[begin DATA EXCERPTS]
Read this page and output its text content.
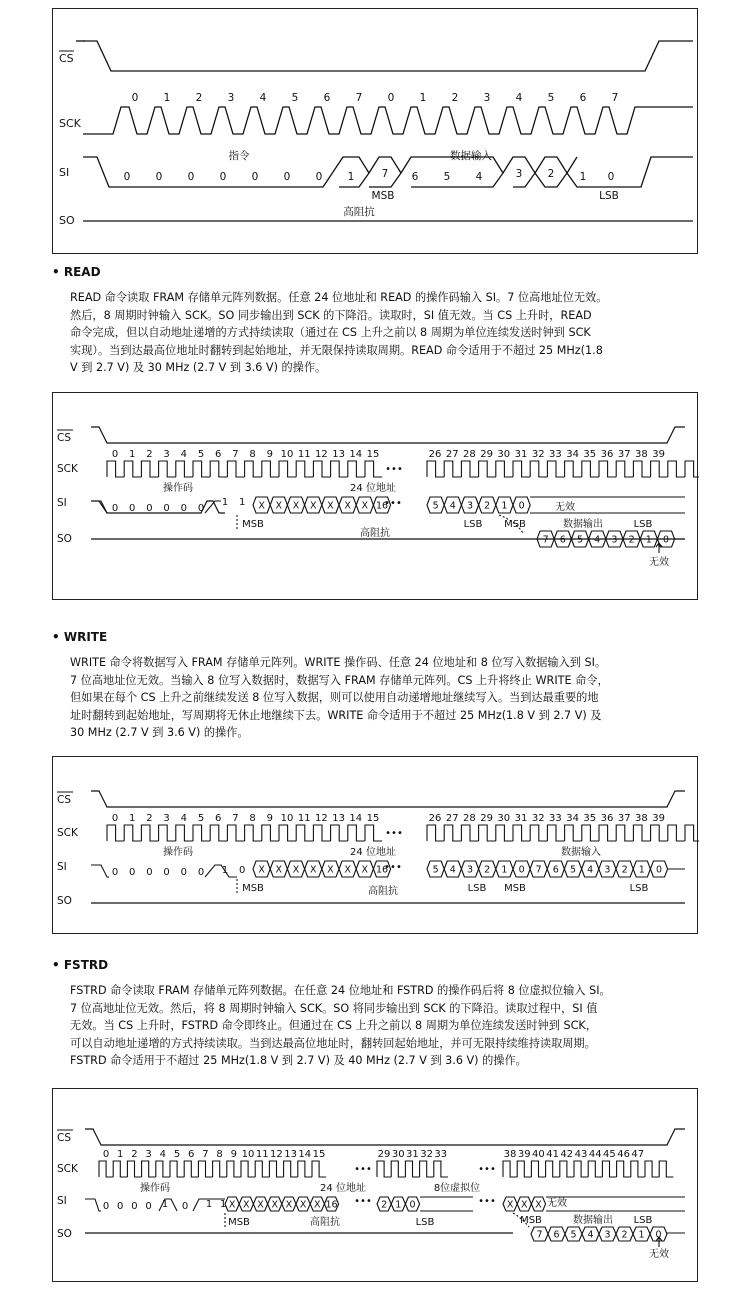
CS
SCK
SI
SO
0 1 2 3 4 5 6 7 0 1 2 3 4 5 6 7
0 0 0 0 0 0 0 1	7 6 5 4	3 2 1 0
指令	数据输入
MSB	LSB
高阻抗
• READ
READ 命令读取 FRAM 存储单元阵列数据。任意 24 位地址和 READ 的操作码输入 SI。7 位高地址位无效。
然后，8 周期时钟输入 SCK。SO 同步输出到 SCK 的下降沿。读取时，SI 值无效。当 CS 上升时，READ
命令完成，但以自动地址递增的方式持续读取（通过在 CS 上升之前以 8 周期为单位连续发送时钟到 SCK
实现）。当到达最高位地址时翻转到起始地址，并无限保持读取周期。READ 命令适用于不超过 25 MHz(1.8
V 到 2.7 V) 及 30 MHz (2.7 V 到 3.6 V) 的操作。
CS
SCK
SI
SO
0 1 2 3 4 5 6 7 8 9 10 11 12 13 14 15	26 27 28 29 30 31 32 33 34 35 36 37 38 39
操作码	24 位地址
无效
MSB	LSB MSB	数据输出	LSB
高阻抗
无效
•••
•••
0 0 0 0 0 0
1 1 X X X X X X X 16	5 4 3 2 1 0
7 6 5 4 3 2 1 0
• WRITE
WRITE 命令将数据写入 FRAM 存储单元阵列。WRITE 操作码、任意 24 位地址和 8 位写入数据输入到 SI。
7 位高地址位无效。当输入 8 位写入数据时，数据写入 FRAM 存储单元阵列。CS 上升将终止 WRITE 命令，
但如果在每个 CS 上升之前继续发送 8 位写入数据，则可以使用自动递增地址继续写入。当到达最重要的地
址时翻转到起始地址，写周期将无休止地继续下去。WRITE 命令适用于不超过 25 MHz(1.8 V 到 2.7 V) 及
30 MHz (2.7 V 到 3.6 V) 的操作。
CS
SCK
SI
SO
0 1 2 3 4 5 6 7 8 9 10 11 12 13 14 15	26 27 28 29 30 31 32 33 34 35 36 37 38 39
操作码	24 位地址	数据输入
MSB	LSB MSB	LSB
高阻抗
•••
•••
0 0 0 0 0 0 1 0 X X X X X X X 16	5 4 3 2 1 0 7 6 5 4 3 2 1 0
• FSTRD
FSTRD 命令读取 FRAM 存储单元阵列数据。在任意 24 位地址和 FSTRD 的操作码后将 8 位虚拟位输入 SI。
7 位高地址位无效。然后，将 8 周期时钟输入 SCK。SO 将同步输出到 SCK 的下降沿。读取过程中，SI 值
无效。当 CS 上升时，FSTRD 命令即终止。但通过在 CS 上升之前以 8 周期为单位连续发送时钟到 SCK，
可以自动地址递增的方式持续读取。当到达最高位地址时，翻转回起始地址，并可无限持续维持读取周期。
FSTRD 命令适用于不超过 25 MHz(1.8 V 到 2.7 V) 及 40 MHz (2.7 V 到 3.6 V) 的操作。
CS
SCK
SI
SO
0 1 2 3 4 5 6 7 8 9 10 11 12 13 14 15	29 30 31 32 33	38 39 40 41 42 43 44 45 46 47
操作码	24 位地址	8位虚拟位
无效
MSB	LSB	MSB	数据输出 LSB
高阻抗
无效
•••	•••
•••	•••
0 0 0 0 1 0 1 1 X X X X X X X 16	2 1 0	X X X
7 6 5 4 3 2 1 0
[end DATA EXCERPTS]
REQUIREMENT -
Pictures in the records must not appear in the copy; transcribe everything else precisely.

REPLY TO THE EXERCISE -
Read this page and output its text content.
CS
SCK
SI
SO
0 1 2 3 4 5 6 7 0 1 2 3 4 5 6 7
0 0 0 0 0 0 0 1	7 6 5 4	3 2 1 0
指令	数据输入
MSB	LSB
高阻抗
• READ
READ 命令读取 FRAM 存储单元阵列数据。任意 24 位地址和 READ 的操作码输入 SI。7 位高地址位无效。
然后，8 周期时钟输入 SCK。SO 同步输出到 SCK 的下降沿。读取时，SI 值无效。当 CS 上升时，READ
命令完成，但以自动地址递增的方式持续读取（通过在 CS 上升之前以 8 周期为单位连续发送时钟到 SCK
实现）。当到达最高位地址时翻转到起始地址，并无限保持读取周期。READ 命令适用于不超过 25 MHz(1.8
V 到 2.7 V) 及 30 MHz (2.7 V 到 3.6 V) 的操作。
CS
SCK
SI
SO
0 1 2 3 4 5 6 7 8 9 10 11 12 13 14 15	26 27 28 29 30 31 32 33 34 35 36 37 38 39
操作码	24 位地址
无效
MSB	LSB MSB	数据输出	LSB
高阻抗
无效
•••
•••
0 0 0 0 0 0
1 1 X X X X X X X 16	5 4 3 2 1 0
7 6 5 4 3 2 1 0
• WRITE
WRITE 命令将数据写入 FRAM 存储单元阵列。WRITE 操作码、任意 24 位地址和 8 位写入数据输入到 SI。
7 位高地址位无效。当输入 8 位写入数据时，数据写入 FRAM 存储单元阵列。CS 上升将终止 WRITE 命令，
但如果在每个 CS 上升之前继续发送 8 位写入数据，则可以使用自动递增地址继续写入。当到达最重要的地
址时翻转到起始地址，写周期将无休止地继续下去。WRITE 命令适用于不超过 25 MHz(1.8 V 到 2.7 V) 及
30 MHz (2.7 V 到 3.6 V) 的操作。
CS
SCK
SI
SO
0 1 2 3 4 5 6 7 8 9 10 11 12 13 14 15	26 27 28 29 30 31 32 33 34 35 36 37 38 39
操作码	24 位地址	数据输入
MSB	LSB MSB	LSB
高阻抗
•••
•••
0 0 0 0 0 0 1 0 X X X X X X X 16	5 4 3 2 1 0 7 6 5 4 3 2 1 0
• FSTRD
FSTRD 命令读取 FRAM 存储单元阵列数据。在任意 24 位地址和 FSTRD 的操作码后将 8 位虚拟位输入 SI。
7 位高地址位无效。然后，将 8 周期时钟输入 SCK。SO 将同步输出到 SCK 的下降沿。读取过程中，SI 值
无效。当 CS 上升时，FSTRD 命令即终止。但通过在 CS 上升之前以 8 周期为单位连续发送时钟到 SCK，
可以自动地址递增的方式持续读取。当到达最高位地址时，翻转回起始地址，并可无限持续维持读取周期。
FSTRD 命令适用于不超过 25 MHz(1.8 V 到 2.7 V) 及 40 MHz (2.7 V 到 3.6 V) 的操作。
CS
SCK
SI
SO
0 1 2 3 4 5 6 7 8 9 10 11 12 13 14 15	29 30 31 32 33	38 39 40 41 42 43 44 45 46 47
操作码	24 位地址	8位虚拟位
无效
MSB	LSB	MSB	数据输出 LSB
高阻抗
无效
•••	•••
•••	•••
0 0 0 0 1 0 1 1 X X X X X X X 16	2 1 0	X X X
7 6 5 4 3 2 1 0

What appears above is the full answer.